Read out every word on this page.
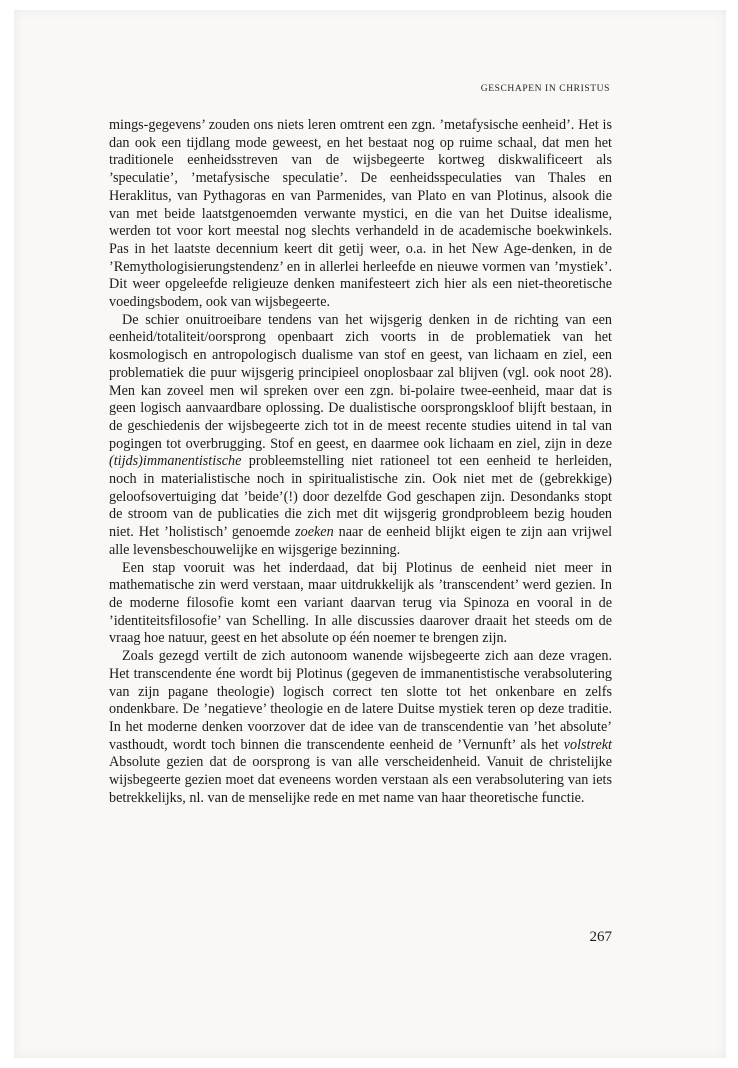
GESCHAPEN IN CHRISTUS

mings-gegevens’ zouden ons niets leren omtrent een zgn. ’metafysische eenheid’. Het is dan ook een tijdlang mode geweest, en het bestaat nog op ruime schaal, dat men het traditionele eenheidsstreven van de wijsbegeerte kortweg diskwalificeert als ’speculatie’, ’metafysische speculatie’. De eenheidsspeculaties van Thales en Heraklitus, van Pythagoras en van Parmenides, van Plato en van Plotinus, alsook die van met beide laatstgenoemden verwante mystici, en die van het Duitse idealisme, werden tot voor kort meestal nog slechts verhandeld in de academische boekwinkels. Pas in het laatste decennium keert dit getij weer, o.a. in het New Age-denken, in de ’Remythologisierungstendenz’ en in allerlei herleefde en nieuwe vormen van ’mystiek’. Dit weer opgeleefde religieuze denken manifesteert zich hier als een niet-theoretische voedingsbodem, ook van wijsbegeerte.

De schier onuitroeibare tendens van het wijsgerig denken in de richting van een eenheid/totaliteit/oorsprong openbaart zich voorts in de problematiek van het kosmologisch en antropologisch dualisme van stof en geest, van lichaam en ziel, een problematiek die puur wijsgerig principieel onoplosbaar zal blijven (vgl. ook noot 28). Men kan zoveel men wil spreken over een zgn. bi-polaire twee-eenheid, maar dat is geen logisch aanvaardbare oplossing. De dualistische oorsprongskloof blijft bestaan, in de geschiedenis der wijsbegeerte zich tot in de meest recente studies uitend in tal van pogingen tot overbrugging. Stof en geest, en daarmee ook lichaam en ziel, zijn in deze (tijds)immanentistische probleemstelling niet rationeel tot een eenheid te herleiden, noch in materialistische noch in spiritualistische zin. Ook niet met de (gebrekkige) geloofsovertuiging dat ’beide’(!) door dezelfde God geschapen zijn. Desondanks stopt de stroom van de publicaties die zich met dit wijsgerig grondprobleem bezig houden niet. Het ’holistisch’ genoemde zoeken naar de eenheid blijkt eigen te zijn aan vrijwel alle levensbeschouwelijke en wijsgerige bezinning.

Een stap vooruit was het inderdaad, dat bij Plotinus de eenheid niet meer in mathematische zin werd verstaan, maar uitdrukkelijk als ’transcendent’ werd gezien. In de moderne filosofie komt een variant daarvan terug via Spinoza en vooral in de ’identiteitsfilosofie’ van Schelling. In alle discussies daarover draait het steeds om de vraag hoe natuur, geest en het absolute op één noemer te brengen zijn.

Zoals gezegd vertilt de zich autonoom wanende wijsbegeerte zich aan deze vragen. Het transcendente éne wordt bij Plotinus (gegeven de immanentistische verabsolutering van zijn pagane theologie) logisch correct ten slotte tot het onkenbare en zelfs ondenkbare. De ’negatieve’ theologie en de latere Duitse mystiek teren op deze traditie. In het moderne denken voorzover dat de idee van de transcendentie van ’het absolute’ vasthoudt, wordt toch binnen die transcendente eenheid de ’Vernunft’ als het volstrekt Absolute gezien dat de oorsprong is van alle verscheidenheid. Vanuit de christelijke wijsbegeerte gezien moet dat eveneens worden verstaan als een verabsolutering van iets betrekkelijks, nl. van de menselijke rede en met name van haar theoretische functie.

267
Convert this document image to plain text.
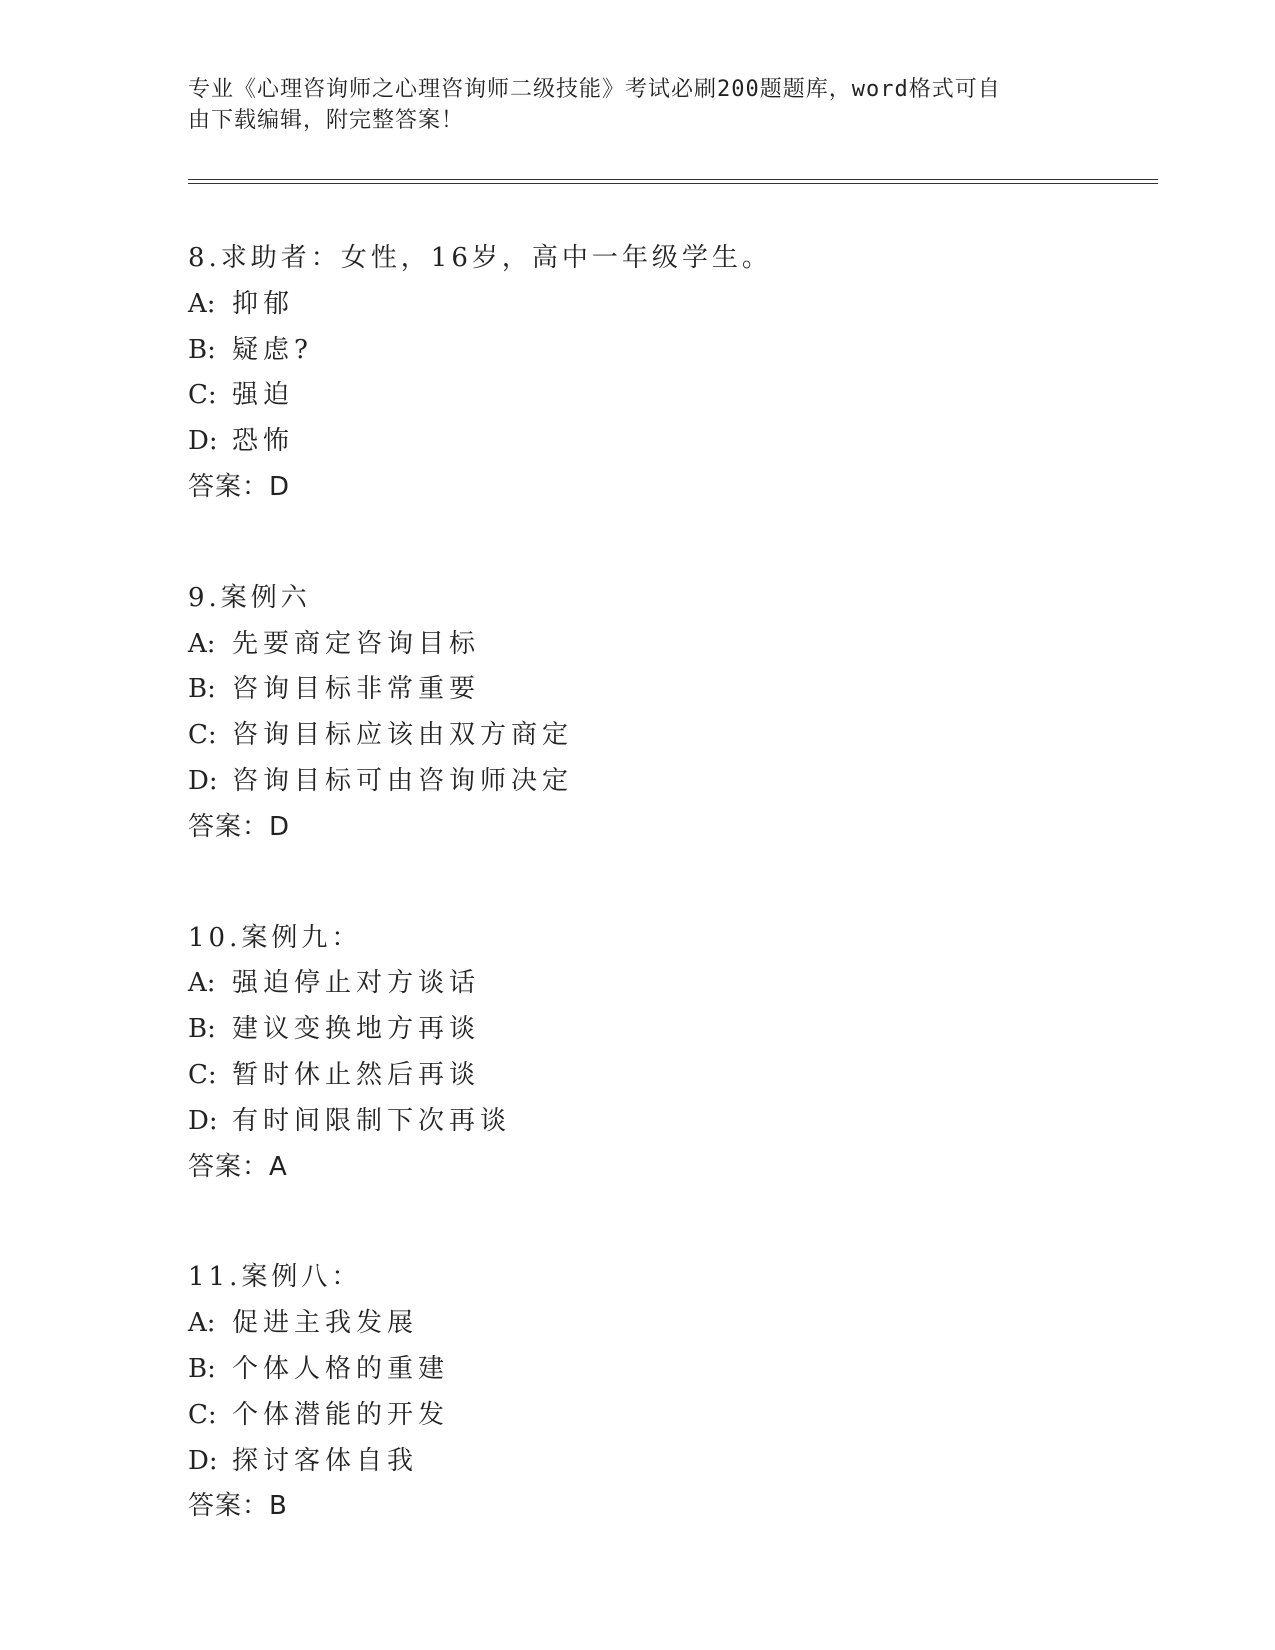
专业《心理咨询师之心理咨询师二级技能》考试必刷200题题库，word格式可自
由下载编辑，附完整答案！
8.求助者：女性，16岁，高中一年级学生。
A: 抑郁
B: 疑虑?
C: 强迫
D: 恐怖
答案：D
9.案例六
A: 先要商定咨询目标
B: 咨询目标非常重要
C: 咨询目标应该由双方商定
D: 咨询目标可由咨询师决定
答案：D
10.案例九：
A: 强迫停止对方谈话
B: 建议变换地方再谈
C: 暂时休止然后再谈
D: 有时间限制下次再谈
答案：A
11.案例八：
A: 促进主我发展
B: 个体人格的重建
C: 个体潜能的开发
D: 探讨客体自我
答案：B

* * *

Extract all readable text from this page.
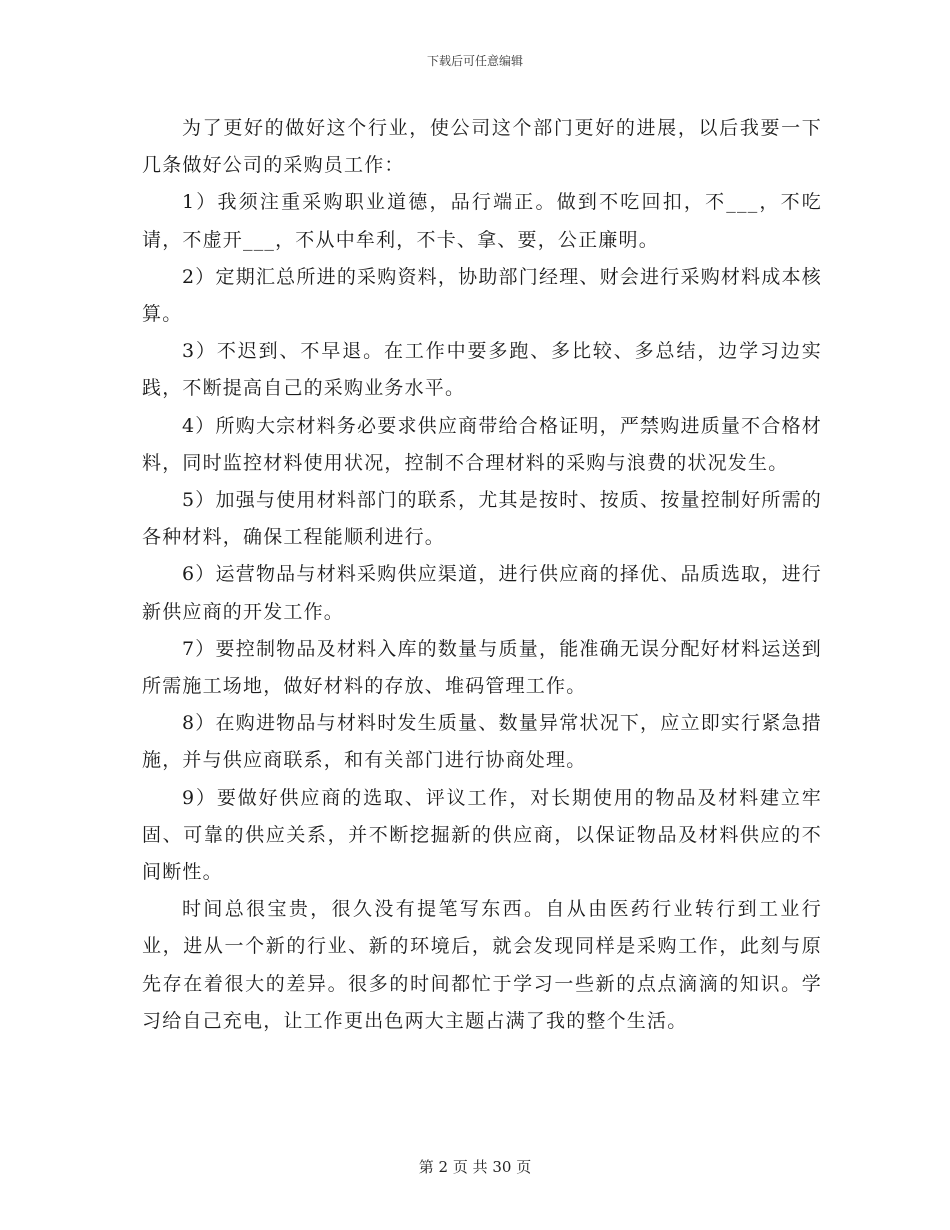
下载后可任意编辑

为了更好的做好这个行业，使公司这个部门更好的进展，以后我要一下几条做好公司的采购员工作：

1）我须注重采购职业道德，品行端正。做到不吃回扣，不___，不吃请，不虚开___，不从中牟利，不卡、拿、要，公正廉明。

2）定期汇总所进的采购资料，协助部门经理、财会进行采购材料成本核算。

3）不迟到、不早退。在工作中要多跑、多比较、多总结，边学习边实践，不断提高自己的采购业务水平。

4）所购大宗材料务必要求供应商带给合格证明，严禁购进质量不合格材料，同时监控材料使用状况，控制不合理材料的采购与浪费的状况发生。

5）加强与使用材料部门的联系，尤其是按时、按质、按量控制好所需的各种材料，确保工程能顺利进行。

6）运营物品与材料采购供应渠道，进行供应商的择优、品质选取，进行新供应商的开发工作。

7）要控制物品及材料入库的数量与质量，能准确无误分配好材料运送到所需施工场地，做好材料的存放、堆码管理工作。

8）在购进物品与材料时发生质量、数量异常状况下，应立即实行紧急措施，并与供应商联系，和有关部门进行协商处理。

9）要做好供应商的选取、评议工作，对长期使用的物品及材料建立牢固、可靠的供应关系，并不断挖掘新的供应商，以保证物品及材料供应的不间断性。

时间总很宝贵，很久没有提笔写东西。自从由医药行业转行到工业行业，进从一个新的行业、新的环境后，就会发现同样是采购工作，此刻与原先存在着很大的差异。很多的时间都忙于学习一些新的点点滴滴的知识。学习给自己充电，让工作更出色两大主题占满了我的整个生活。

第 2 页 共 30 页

- **EXERCISE REQUIREMENTS**: Write the number of lines containing the word "page" and nothing besides it.

- **THE RESULT**: 2